# Start of Records for the exercise

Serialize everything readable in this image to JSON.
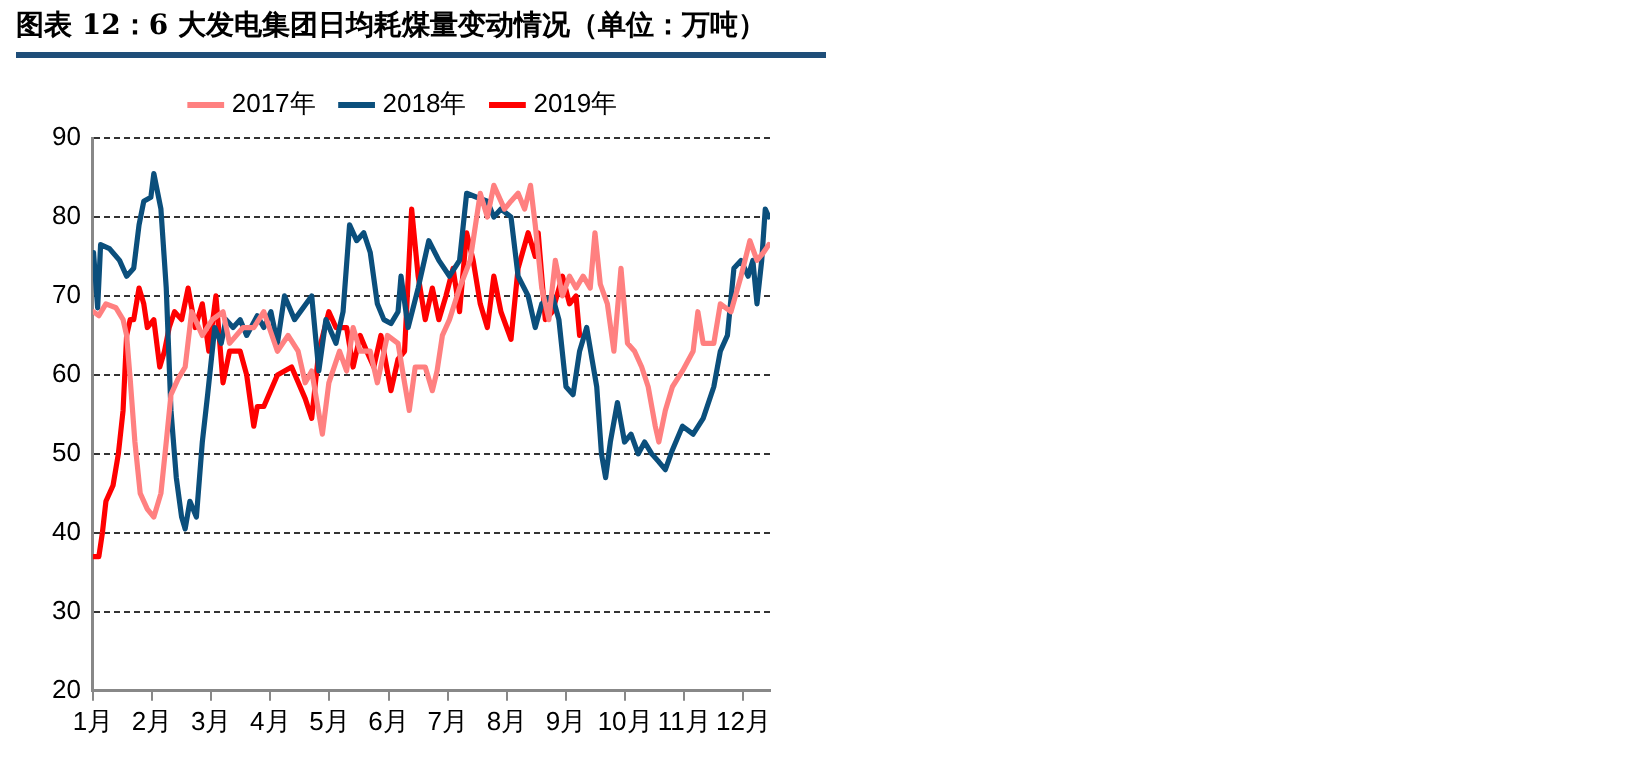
{
  "chart_data": {
    "type": "line",
    "title": "图表 12：6 大发电集团日均耗煤量变动情况（单位：万吨）",
    "xlim": [
      1,
      12.45
    ],
    "xticks": [
      {
        "value": 1,
        "label": "1月"
      },
      {
        "value": 2,
        "label": "2月"
      },
      {
        "value": 3,
        "label": "3月"
      },
      {
        "value": 4,
        "label": "4月"
      },
      {
        "value": 5,
        "label": "5月"
      },
      {
        "value": 6,
        "label": "6月"
      },
      {
        "value": 7,
        "label": "7月"
      },
      {
        "value": 8,
        "label": "8月"
      },
      {
        "value": 9,
        "label": "9月"
      },
      {
        "value": 10,
        "label": "10月"
      },
      {
        "value": 11,
        "label": "11月"
      },
      {
        "value": 12,
        "label": "12月"
      }
    ],
    "ylim": [
      20,
      90
    ],
    "yticks": [
      20,
      30,
      40,
      50,
      60,
      70,
      80,
      90
    ],
    "grid": "y",
    "legend": "top",
    "marker": "none",
    "line_style": "solid",
    "series": [
      {
        "name": "2017年",
        "color": "#ff8080",
        "x": [
          1.01,
          1.1,
          1.22,
          1.39,
          1.51,
          1.57,
          1.63,
          1.71,
          1.8,
          1.92,
          2.03,
          2.15,
          2.24,
          2.32,
          2.44,
          2.56,
          2.67,
          2.85,
          3.02,
          3.2,
          3.31,
          3.54,
          3.72,
          3.89,
          4.12,
          4.3,
          4.47,
          4.59,
          4.7,
          4.88,
          4.99,
          5.17,
          5.29,
          5.4,
          5.52,
          5.69,
          5.81,
          5.98,
          6.16,
          6.27,
          6.35,
          6.45,
          6.62,
          6.74,
          6.82,
          6.91,
          7.03,
          7.2,
          7.38,
          7.55,
          7.67,
          7.78,
          7.96,
          8.07,
          8.19,
          8.3,
          8.4,
          8.48,
          8.59,
          8.71,
          8.82,
          8.94,
          9.06,
          9.17,
          9.29,
          9.41,
          9.49,
          9.58,
          9.7,
          9.81,
          9.93,
          10.04,
          10.16,
          10.28,
          10.39,
          10.51,
          10.57,
          10.68,
          10.8,
          10.97,
          11.15,
          11.23,
          11.32,
          11.5,
          11.61,
          11.79,
          11.96,
          12.11,
          12.23,
          12.34,
          12.43
        ],
        "values": [
          68,
          67.5,
          69,
          68.5,
          67,
          65,
          59.5,
          51.5,
          45,
          43,
          42,
          45,
          51.5,
          57.5,
          59.5,
          61,
          68,
          65,
          67,
          68,
          64,
          66,
          66,
          68,
          63,
          65,
          63,
          59,
          60.5,
          52.5,
          59,
          63,
          60.5,
          66,
          63,
          63,
          59,
          65,
          64,
          59,
          55.5,
          61,
          61,
          58,
          60.5,
          65,
          67,
          71,
          74.5,
          83,
          80,
          84,
          81,
          82,
          83,
          81,
          84,
          79,
          71,
          67,
          74.5,
          70,
          72.5,
          71,
          72.5,
          71,
          78,
          71.5,
          69,
          63,
          73.5,
          64,
          63,
          61,
          58.5,
          53.5,
          51.5,
          55.5,
          58.5,
          60.5,
          63,
          68,
          64,
          64,
          69,
          68,
          72.5,
          77,
          74.5,
          75.5,
          76.5
        ]
      },
      {
        "name": "2018年",
        "color": "#0b4f7c",
        "x": [
          1.01,
          1.08,
          1.13,
          1.28,
          1.45,
          1.57,
          1.69,
          1.78,
          1.86,
          1.98,
          2.03,
          2.15,
          2.24,
          2.32,
          2.41,
          2.5,
          2.56,
          2.64,
          2.75,
          2.85,
          2.94,
          3.06,
          3.17,
          3.25,
          3.37,
          3.49,
          3.6,
          3.78,
          3.89,
          4.01,
          4.12,
          4.24,
          4.41,
          4.7,
          4.82,
          4.94,
          5.11,
          5.23,
          5.34,
          5.46,
          5.58,
          5.69,
          5.81,
          5.92,
          6.04,
          6.16,
          6.21,
          6.33,
          6.5,
          6.68,
          6.85,
          7.03,
          7.2,
          7.32,
          7.49,
          7.67,
          7.78,
          7.9,
          8.07,
          8.19,
          8.36,
          8.48,
          8.59,
          8.77,
          8.88,
          9.0,
          9.12,
          9.23,
          9.35,
          9.44,
          9.52,
          9.6,
          9.67,
          9.75,
          9.87,
          9.99,
          10.1,
          10.22,
          10.33,
          10.45,
          10.57,
          10.68,
          10.8,
          10.97,
          11.15,
          11.32,
          11.5,
          11.61,
          11.73,
          11.84,
          11.96,
          12.08,
          12.16,
          12.23,
          12.31,
          12.37,
          12.43
        ],
        "values": [
          75.5,
          68.5,
          76.5,
          76,
          74.5,
          72.5,
          73.5,
          79,
          82,
          82.5,
          85.5,
          81,
          71,
          55.5,
          47,
          42,
          40.5,
          44,
          42,
          51.5,
          57.5,
          66,
          64,
          67,
          66,
          67,
          65,
          67.5,
          66,
          68,
          64,
          70,
          67,
          70,
          60.5,
          67,
          64,
          68,
          79,
          77,
          78,
          75.5,
          69,
          67,
          66.5,
          68,
          72.5,
          66,
          71,
          77,
          74.5,
          72.5,
          74.5,
          83,
          82.5,
          82,
          80,
          81,
          80,
          72.5,
          70,
          66,
          69,
          70,
          67,
          58.5,
          57.5,
          63,
          66,
          62,
          58.5,
          50,
          47,
          51.5,
          56.5,
          51.5,
          52.5,
          50,
          51.5,
          50,
          49,
          48,
          50.5,
          53.5,
          52.5,
          54.5,
          58.5,
          63,
          65,
          73.5,
          74.5,
          72.5,
          74.5,
          69,
          74.5,
          81,
          80
        ]
      },
      {
        "name": "2019年",
        "color": "#ff0000",
        "x": [
          1.01,
          1.1,
          1.16,
          1.22,
          1.34,
          1.43,
          1.51,
          1.57,
          1.63,
          1.69,
          1.78,
          1.86,
          1.92,
          2.03,
          2.13,
          2.21,
          2.29,
          2.38,
          2.5,
          2.61,
          2.73,
          2.85,
          2.96,
          3.08,
          3.2,
          3.31,
          3.49,
          3.6,
          3.72,
          3.78,
          3.89,
          4.12,
          4.36,
          4.59,
          4.7,
          4.82,
          4.99,
          5.11,
          5.29,
          5.4,
          5.52,
          5.63,
          5.75,
          5.87,
          6.04,
          6.16,
          6.27,
          6.39,
          6.5,
          6.62,
          6.74,
          6.85,
          6.97,
          7.09,
          7.2,
          7.32,
          7.43,
          7.55,
          7.67,
          7.78,
          7.9,
          8.07,
          8.19,
          8.36,
          8.48,
          8.53,
          8.65,
          8.77,
          8.94,
          9.06,
          9.17,
          9.23
        ],
        "values": [
          37,
          37,
          40,
          44,
          46,
          50,
          55.5,
          65,
          67,
          67,
          71,
          69,
          66,
          67,
          61,
          63,
          66,
          68,
          67,
          71,
          66,
          69,
          63,
          70,
          59,
          63,
          63,
          60,
          53.5,
          56,
          56,
          60,
          61,
          57,
          54.5,
          63,
          68,
          66,
          66,
          61,
          65,
          63,
          61,
          65,
          58,
          62,
          63,
          81,
          72.5,
          67,
          71,
          67,
          70,
          73.5,
          68,
          78,
          74.5,
          69,
          66,
          72.5,
          68,
          64.5,
          73.5,
          78,
          75,
          78,
          67,
          68,
          72.5,
          69,
          70,
          65
        ]
      }
    ]
  }
}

# End of Records for the exercise

* **Aim of the task**
Every record above should be written out again exactly; the pictures stay out of the copy.

* **Result of the exercise**
Serialize everything readable in this image to JSON.
{
  "chart_data": {
    "type": "line",
    "title": "图表 12：6 大发电集团日均耗煤量变动情况（单位：万吨）",
    "xlim": [
      1,
      12.45
    ],
    "xticks": [
      {
        "value": 1,
        "label": "1月"
      },
      {
        "value": 2,
        "label": "2月"
      },
      {
        "value": 3,
        "label": "3月"
      },
      {
        "value": 4,
        "label": "4月"
      },
      {
        "value": 5,
        "label": "5月"
      },
      {
        "value": 6,
        "label": "6月"
      },
      {
        "value": 7,
        "label": "7月"
      },
      {
        "value": 8,
        "label": "8月"
      },
      {
        "value": 9,
        "label": "9月"
      },
      {
        "value": 10,
        "label": "10月"
      },
      {
        "value": 11,
        "label": "11月"
      },
      {
        "value": 12,
        "label": "12月"
      }
    ],
    "ylim": [
      20,
      90
    ],
    "yticks": [
      20,
      30,
      40,
      50,
      60,
      70,
      80,
      90
    ],
    "grid": "y",
    "legend": "top",
    "marker": "none",
    "line_style": "solid",
    "series": [
      {
        "name": "2017年",
        "color": "#ff8080",
        "x": [
          1.01,
          1.1,
          1.22,
          1.39,
          1.51,
          1.57,
          1.63,
          1.71,
          1.8,
          1.92,
          2.03,
          2.15,
          2.24,
          2.32,
          2.44,
          2.56,
          2.67,
          2.85,
          3.02,
          3.2,
          3.31,
          3.54,
          3.72,
          3.89,
          4.12,
          4.3,
          4.47,
          4.59,
          4.7,
          4.88,
          4.99,
          5.17,
          5.29,
          5.4,
          5.52,
          5.69,
          5.81,
          5.98,
          6.16,
          6.27,
          6.35,
          6.45,
          6.62,
          6.74,
          6.82,
          6.91,
          7.03,
          7.2,
          7.38,
          7.55,
          7.67,
          7.78,
          7.96,
          8.07,
          8.19,
          8.3,
          8.4,
          8.48,
          8.59,
          8.71,
          8.82,
          8.94,
          9.06,
          9.17,
          9.29,
          9.41,
          9.49,
          9.58,
          9.7,
          9.81,
          9.93,
          10.04,
          10.16,
          10.28,
          10.39,
          10.51,
          10.57,
          10.68,
          10.8,
          10.97,
          11.15,
          11.23,
          11.32,
          11.5,
          11.61,
          11.79,
          11.96,
          12.11,
          12.23,
          12.34,
          12.43
        ],
        "values": [
          68,
          67.5,
          69,
          68.5,
          67,
          65,
          59.5,
          51.5,
          45,
          43,
          42,
          45,
          51.5,
          57.5,
          59.5,
          61,
          68,
          65,
          67,
          68,
          64,
          66,
          66,
          68,
          63,
          65,
          63,
          59,
          60.5,
          52.5,
          59,
          63,
          60.5,
          66,
          63,
          63,
          59,
          65,
          64,
          59,
          55.5,
          61,
          61,
          58,
          60.5,
          65,
          67,
          71,
          74.5,
          83,
          80,
          84,
          81,
          82,
          83,
          81,
          84,
          79,
          71,
          67,
          74.5,
          70,
          72.5,
          71,
          72.5,
          71,
          78,
          71.5,
          69,
          63,
          73.5,
          64,
          63,
          61,
          58.5,
          53.5,
          51.5,
          55.5,
          58.5,
          60.5,
          63,
          68,
          64,
          64,
          69,
          68,
          72.5,
          77,
          74.5,
          75.5,
          76.5
        ]
      },
      {
        "name": "2018年",
        "color": "#0b4f7c",
        "x": [
          1.01,
          1.08,
          1.13,
          1.28,
          1.45,
          1.57,
          1.69,
          1.78,
          1.86,
          1.98,
          2.03,
          2.15,
          2.24,
          2.32,
          2.41,
          2.5,
          2.56,
          2.64,
          2.75,
          2.85,
          2.94,
          3.06,
          3.17,
          3.25,
          3.37,
          3.49,
          3.6,
          3.78,
          3.89,
          4.01,
          4.12,
          4.24,
          4.41,
          4.7,
          4.82,
          4.94,
          5.11,
          5.23,
          5.34,
          5.46,
          5.58,
          5.69,
          5.81,
          5.92,
          6.04,
          6.16,
          6.21,
          6.33,
          6.5,
          6.68,
          6.85,
          7.03,
          7.2,
          7.32,
          7.49,
          7.67,
          7.78,
          7.9,
          8.07,
          8.19,
          8.36,
          8.48,
          8.59,
          8.77,
          8.88,
          9.0,
          9.12,
          9.23,
          9.35,
          9.44,
          9.52,
          9.6,
          9.67,
          9.75,
          9.87,
          9.99,
          10.1,
          10.22,
          10.33,
          10.45,
          10.57,
          10.68,
          10.8,
          10.97,
          11.15,
          11.32,
          11.5,
          11.61,
          11.73,
          11.84,
          11.96,
          12.08,
          12.16,
          12.23,
          12.31,
          12.37,
          12.43
        ],
        "values": [
          75.5,
          68.5,
          76.5,
          76,
          74.5,
          72.5,
          73.5,
          79,
          82,
          82.5,
          85.5,
          81,
          71,
          55.5,
          47,
          42,
          40.5,
          44,
          42,
          51.5,
          57.5,
          66,
          64,
          67,
          66,
          67,
          65,
          67.5,
          66,
          68,
          64,
          70,
          67,
          70,
          60.5,
          67,
          64,
          68,
          79,
          77,
          78,
          75.5,
          69,
          67,
          66.5,
          68,
          72.5,
          66,
          71,
          77,
          74.5,
          72.5,
          74.5,
          83,
          82.5,
          82,
          80,
          81,
          80,
          72.5,
          70,
          66,
          69,
          70,
          67,
          58.5,
          57.5,
          63,
          66,
          62,
          58.5,
          50,
          47,
          51.5,
          56.5,
          51.5,
          52.5,
          50,
          51.5,
          50,
          49,
          48,
          50.5,
          53.5,
          52.5,
          54.5,
          58.5,
          63,
          65,
          73.5,
          74.5,
          72.5,
          74.5,
          69,
          74.5,
          81,
          80
        ]
      },
      {
        "name": "2019年",
        "color": "#ff0000",
        "x": [
          1.01,
          1.1,
          1.16,
          1.22,
          1.34,
          1.43,
          1.51,
          1.57,
          1.63,
          1.69,
          1.78,
          1.86,
          1.92,
          2.03,
          2.13,
          2.21,
          2.29,
          2.38,
          2.5,
          2.61,
          2.73,
          2.85,
          2.96,
          3.08,
          3.2,
          3.31,
          3.49,
          3.6,
          3.72,
          3.78,
          3.89,
          4.12,
          4.36,
          4.59,
          4.7,
          4.82,
          4.99,
          5.11,
          5.29,
          5.4,
          5.52,
          5.63,
          5.75,
          5.87,
          6.04,
          6.16,
          6.27,
          6.39,
          6.5,
          6.62,
          6.74,
          6.85,
          6.97,
          7.09,
          7.2,
          7.32,
          7.43,
          7.55,
          7.67,
          7.78,
          7.9,
          8.07,
          8.19,
          8.36,
          8.48,
          8.53,
          8.65,
          8.77,
          8.94,
          9.06,
          9.17,
          9.23
        ],
        "values": [
          37,
          37,
          40,
          44,
          46,
          50,
          55.5,
          65,
          67,
          67,
          71,
          69,
          66,
          67,
          61,
          63,
          66,
          68,
          67,
          71,
          66,
          69,
          63,
          70,
          59,
          63,
          63,
          60,
          53.5,
          56,
          56,
          60,
          61,
          57,
          54.5,
          63,
          68,
          66,
          66,
          61,
          65,
          63,
          61,
          65,
          58,
          62,
          63,
          81,
          72.5,
          67,
          71,
          67,
          70,
          73.5,
          68,
          78,
          74.5,
          69,
          66,
          72.5,
          68,
          64.5,
          73.5,
          78,
          75,
          78,
          67,
          68,
          72.5,
          69,
          70,
          65
        ]
      }
    ]
  }
}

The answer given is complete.